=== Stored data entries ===
┄┄┄┄┄┄
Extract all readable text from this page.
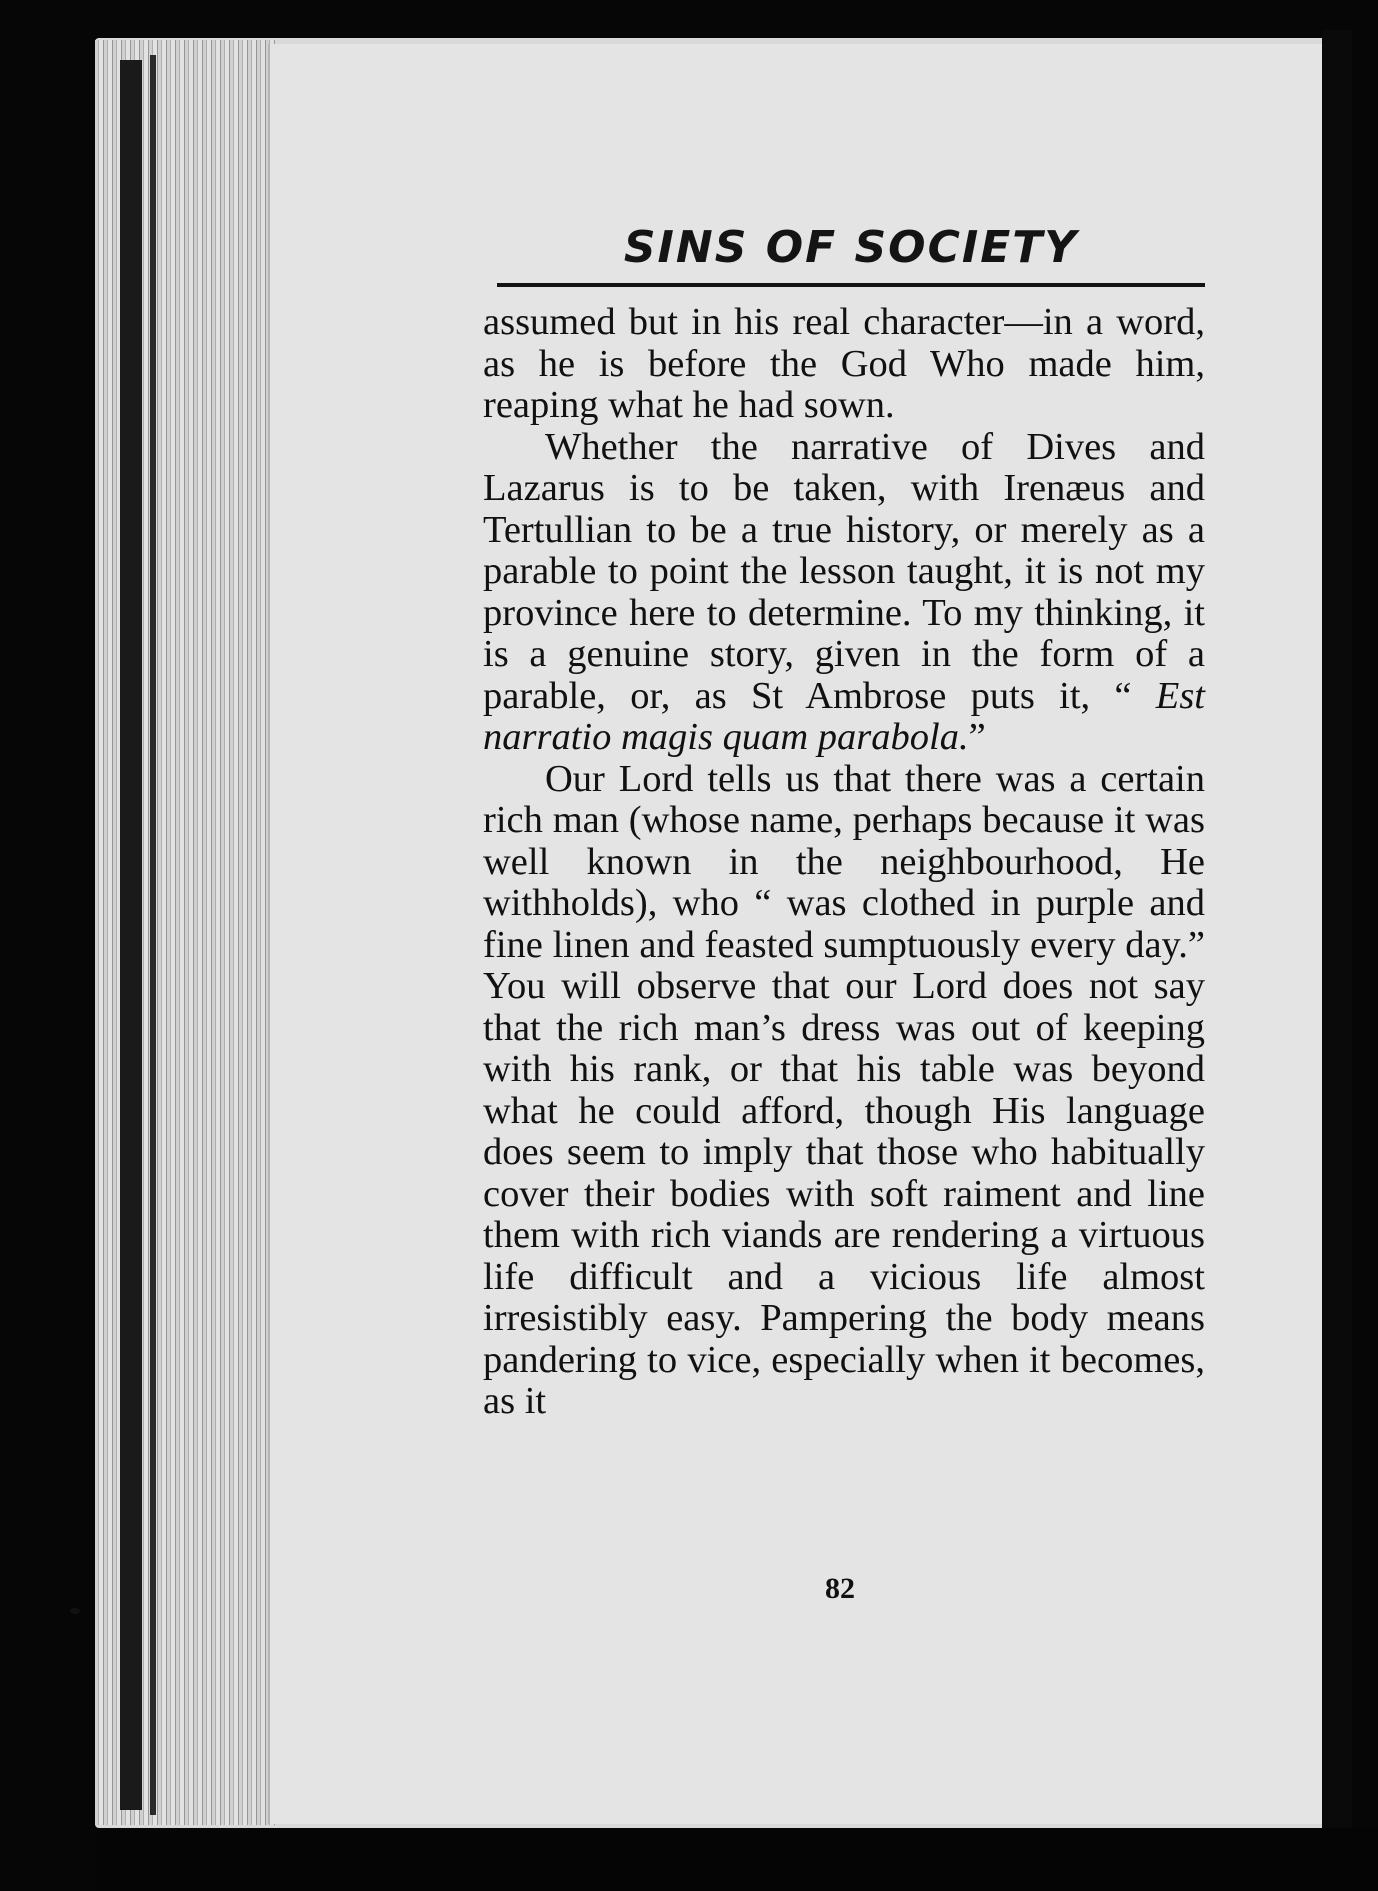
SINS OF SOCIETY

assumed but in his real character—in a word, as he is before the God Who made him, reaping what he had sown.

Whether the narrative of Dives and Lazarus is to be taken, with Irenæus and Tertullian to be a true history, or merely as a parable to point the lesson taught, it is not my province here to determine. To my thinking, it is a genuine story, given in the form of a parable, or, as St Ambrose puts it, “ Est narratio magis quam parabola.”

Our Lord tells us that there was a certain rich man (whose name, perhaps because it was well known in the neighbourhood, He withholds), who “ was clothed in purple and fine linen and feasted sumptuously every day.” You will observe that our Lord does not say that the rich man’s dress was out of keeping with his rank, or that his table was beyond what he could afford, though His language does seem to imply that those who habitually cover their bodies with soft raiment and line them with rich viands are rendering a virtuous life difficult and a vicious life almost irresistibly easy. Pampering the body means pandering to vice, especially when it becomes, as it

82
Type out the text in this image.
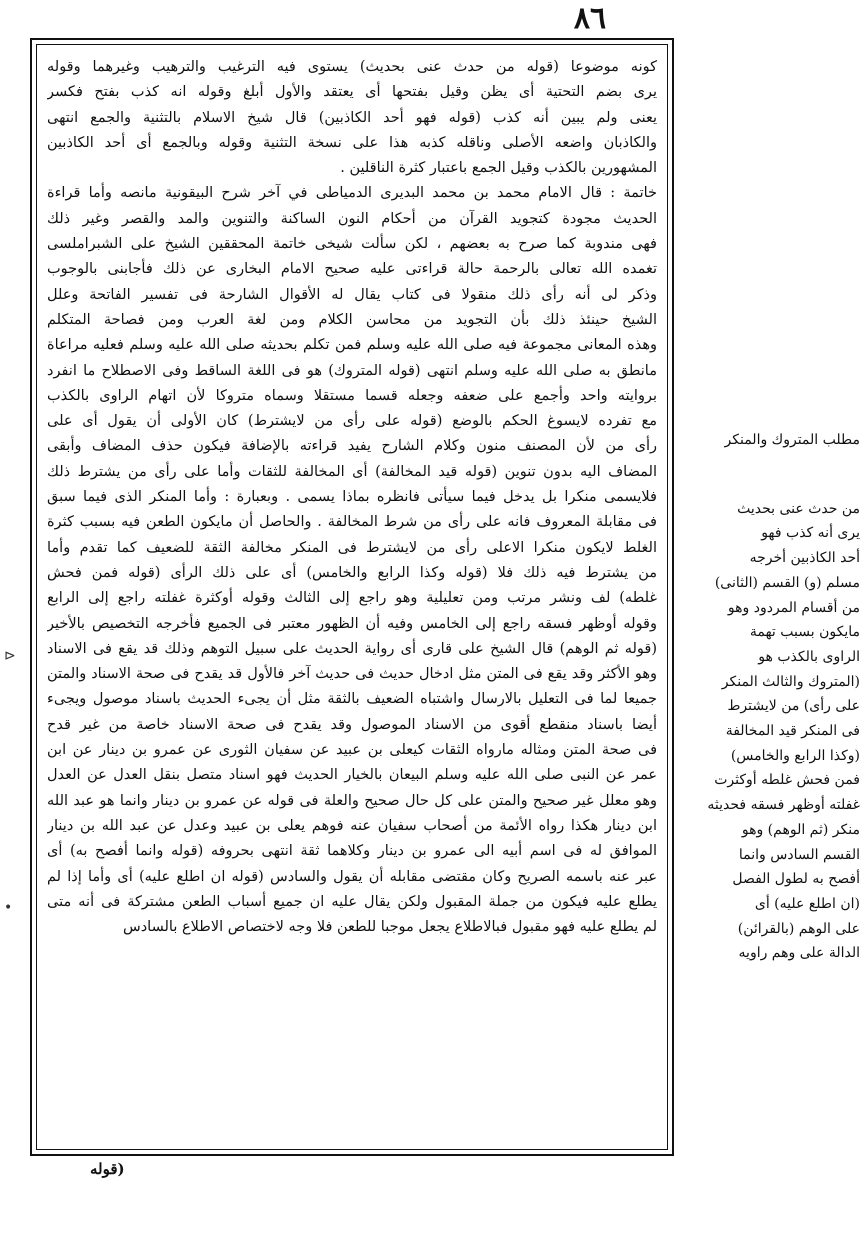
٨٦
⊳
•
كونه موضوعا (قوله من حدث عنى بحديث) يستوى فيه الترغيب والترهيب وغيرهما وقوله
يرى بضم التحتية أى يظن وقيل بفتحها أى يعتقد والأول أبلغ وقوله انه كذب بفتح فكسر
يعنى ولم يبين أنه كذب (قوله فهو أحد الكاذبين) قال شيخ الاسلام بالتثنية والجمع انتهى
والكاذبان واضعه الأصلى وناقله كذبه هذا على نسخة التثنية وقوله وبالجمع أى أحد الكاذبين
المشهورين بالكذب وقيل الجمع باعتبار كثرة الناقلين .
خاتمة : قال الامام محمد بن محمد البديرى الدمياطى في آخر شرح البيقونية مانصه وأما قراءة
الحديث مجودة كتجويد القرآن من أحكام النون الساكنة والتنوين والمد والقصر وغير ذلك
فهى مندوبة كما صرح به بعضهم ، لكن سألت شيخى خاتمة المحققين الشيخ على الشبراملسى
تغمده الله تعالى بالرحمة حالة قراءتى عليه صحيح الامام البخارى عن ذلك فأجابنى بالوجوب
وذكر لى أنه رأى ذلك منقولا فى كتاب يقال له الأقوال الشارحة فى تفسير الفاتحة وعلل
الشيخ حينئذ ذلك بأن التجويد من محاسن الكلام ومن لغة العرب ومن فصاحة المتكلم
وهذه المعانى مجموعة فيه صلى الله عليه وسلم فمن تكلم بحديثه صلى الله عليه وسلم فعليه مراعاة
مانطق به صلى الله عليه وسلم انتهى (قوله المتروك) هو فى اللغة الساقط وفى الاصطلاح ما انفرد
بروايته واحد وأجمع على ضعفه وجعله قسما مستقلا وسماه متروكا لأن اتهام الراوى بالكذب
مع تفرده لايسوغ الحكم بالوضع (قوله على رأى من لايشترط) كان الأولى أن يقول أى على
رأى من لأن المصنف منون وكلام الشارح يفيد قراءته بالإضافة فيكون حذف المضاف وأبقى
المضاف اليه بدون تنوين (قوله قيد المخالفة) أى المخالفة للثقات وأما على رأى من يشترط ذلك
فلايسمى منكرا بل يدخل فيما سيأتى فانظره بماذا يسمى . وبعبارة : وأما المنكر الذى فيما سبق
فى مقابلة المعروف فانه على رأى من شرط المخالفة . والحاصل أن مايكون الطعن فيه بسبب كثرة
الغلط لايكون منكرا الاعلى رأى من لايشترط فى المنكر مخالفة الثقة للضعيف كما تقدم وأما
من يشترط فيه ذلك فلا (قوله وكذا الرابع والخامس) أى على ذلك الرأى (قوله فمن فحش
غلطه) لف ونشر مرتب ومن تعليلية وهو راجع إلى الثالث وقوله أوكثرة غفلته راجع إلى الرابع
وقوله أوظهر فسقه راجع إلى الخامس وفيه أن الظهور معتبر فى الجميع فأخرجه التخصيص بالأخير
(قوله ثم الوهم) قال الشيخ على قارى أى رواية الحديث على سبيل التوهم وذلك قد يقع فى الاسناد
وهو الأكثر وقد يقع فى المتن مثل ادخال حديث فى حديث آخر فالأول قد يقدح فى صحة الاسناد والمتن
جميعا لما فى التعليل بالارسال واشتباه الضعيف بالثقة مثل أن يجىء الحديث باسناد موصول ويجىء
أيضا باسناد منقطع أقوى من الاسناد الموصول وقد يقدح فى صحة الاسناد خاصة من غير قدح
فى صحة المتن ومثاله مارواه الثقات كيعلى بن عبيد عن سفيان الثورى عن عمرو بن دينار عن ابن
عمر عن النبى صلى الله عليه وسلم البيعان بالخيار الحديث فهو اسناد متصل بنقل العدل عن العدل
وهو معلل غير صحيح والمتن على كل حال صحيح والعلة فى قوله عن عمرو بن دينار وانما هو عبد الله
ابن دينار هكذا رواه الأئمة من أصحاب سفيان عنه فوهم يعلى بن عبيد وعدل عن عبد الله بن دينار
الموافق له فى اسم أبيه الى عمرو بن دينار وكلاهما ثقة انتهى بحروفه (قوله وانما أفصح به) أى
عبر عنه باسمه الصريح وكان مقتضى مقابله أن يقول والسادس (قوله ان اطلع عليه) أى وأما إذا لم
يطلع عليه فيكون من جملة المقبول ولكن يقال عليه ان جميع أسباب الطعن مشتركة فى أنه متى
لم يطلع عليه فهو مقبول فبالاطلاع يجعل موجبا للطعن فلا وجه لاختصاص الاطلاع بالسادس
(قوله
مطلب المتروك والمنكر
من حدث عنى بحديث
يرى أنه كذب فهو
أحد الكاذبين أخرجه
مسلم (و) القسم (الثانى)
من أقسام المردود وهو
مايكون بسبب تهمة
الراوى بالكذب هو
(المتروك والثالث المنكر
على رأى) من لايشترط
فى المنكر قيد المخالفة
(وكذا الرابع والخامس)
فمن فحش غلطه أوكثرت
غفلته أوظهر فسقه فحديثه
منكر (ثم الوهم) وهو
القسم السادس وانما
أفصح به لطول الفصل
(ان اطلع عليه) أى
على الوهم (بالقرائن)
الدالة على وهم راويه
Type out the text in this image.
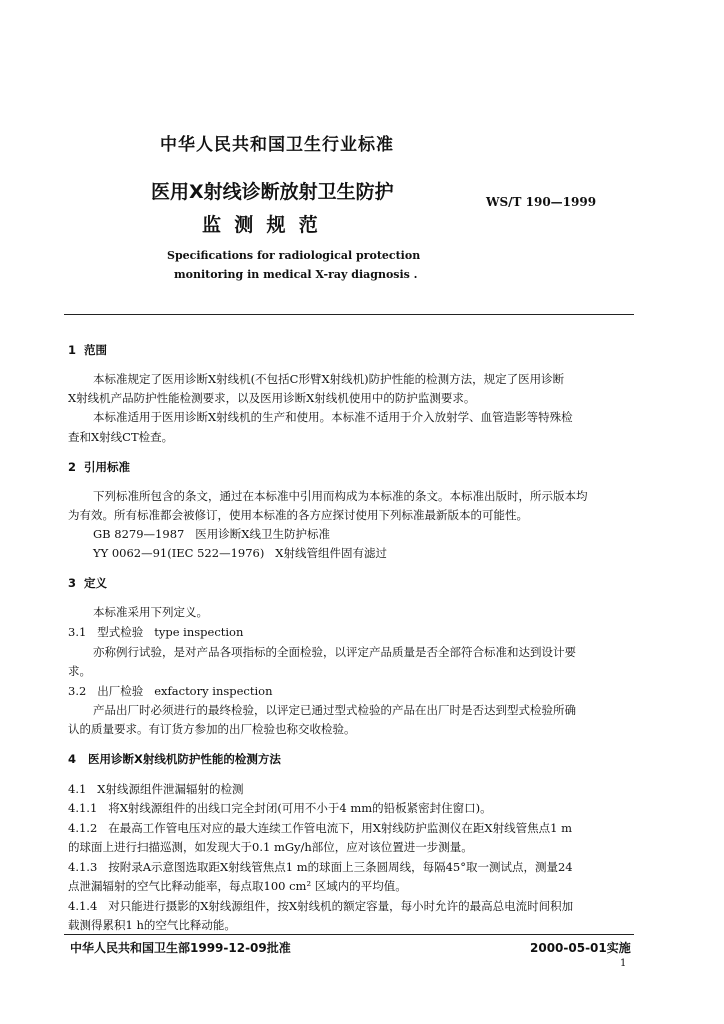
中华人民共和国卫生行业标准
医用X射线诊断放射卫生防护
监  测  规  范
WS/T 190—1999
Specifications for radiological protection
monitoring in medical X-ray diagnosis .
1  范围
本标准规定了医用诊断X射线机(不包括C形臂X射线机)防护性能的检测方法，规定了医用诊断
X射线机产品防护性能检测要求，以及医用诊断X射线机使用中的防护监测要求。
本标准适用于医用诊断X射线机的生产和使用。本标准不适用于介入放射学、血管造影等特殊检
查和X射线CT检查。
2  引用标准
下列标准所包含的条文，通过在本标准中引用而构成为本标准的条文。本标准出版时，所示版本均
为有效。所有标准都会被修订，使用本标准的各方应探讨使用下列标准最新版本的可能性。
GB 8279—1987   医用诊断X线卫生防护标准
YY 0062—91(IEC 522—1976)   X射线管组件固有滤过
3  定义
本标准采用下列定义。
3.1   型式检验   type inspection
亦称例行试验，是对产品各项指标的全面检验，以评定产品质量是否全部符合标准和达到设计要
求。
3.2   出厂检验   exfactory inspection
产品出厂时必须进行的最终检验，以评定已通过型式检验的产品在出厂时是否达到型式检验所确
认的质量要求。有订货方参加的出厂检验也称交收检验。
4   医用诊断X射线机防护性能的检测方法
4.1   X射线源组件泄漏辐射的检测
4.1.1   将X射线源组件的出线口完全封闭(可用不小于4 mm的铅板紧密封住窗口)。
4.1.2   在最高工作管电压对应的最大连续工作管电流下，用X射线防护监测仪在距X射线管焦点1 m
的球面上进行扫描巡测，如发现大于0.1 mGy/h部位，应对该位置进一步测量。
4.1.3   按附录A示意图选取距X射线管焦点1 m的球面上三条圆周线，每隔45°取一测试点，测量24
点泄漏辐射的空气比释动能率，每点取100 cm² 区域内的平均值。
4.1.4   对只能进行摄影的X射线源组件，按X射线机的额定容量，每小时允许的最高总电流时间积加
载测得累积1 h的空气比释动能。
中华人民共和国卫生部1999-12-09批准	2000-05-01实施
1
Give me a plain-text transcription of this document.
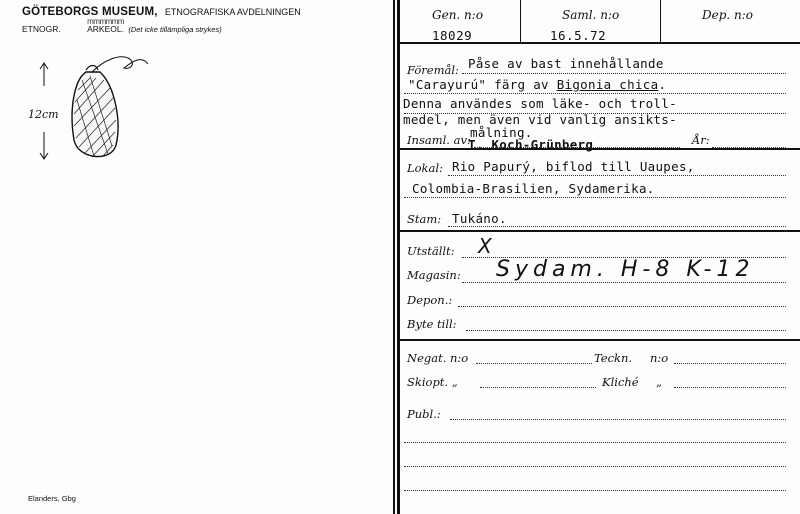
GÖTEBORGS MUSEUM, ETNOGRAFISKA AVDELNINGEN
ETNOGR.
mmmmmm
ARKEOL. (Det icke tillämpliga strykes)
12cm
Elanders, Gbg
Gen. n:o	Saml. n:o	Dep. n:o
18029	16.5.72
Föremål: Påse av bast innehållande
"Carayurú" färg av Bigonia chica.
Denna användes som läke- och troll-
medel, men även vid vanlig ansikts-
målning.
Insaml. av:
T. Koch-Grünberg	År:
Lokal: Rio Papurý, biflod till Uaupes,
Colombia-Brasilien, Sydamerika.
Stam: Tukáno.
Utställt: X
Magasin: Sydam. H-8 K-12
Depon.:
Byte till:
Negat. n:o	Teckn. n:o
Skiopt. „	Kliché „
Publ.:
┄┄┄┄┄┄
Pass over all pictures while writing out the lines from the line with "Give me a plain-text" through the last line exactly.

=== Written solution ===
Give me a plain-text transcription of this document.
GÖTEBORGS MUSEUM, ETNOGRAFISKA AVDELNINGEN
ETNOGR.
mmmmmm
ARKEOL. (Det icke tillämpliga strykes)
12cm
Elanders, Gbg
Gen. n:o	Saml. n:o	Dep. n:o
18029	16.5.72
Föremål: Påse av bast innehållande
"Carayurú" färg av Bigonia chica.
Denna användes som läke- och troll-
medel, men även vid vanlig ansikts-
målning.
Insaml. av:
T. Koch-Grünberg	År:
Lokal: Rio Papurý, biflod till Uaupes,
Colombia-Brasilien, Sydamerika.
Stam: Tukáno.
Utställt: X
Magasin: Sydam. H-8 K-12
Depon.:
Byte till:
Negat. n:o	Teckn. n:o
Skiopt. „	Kliché „
Publ.:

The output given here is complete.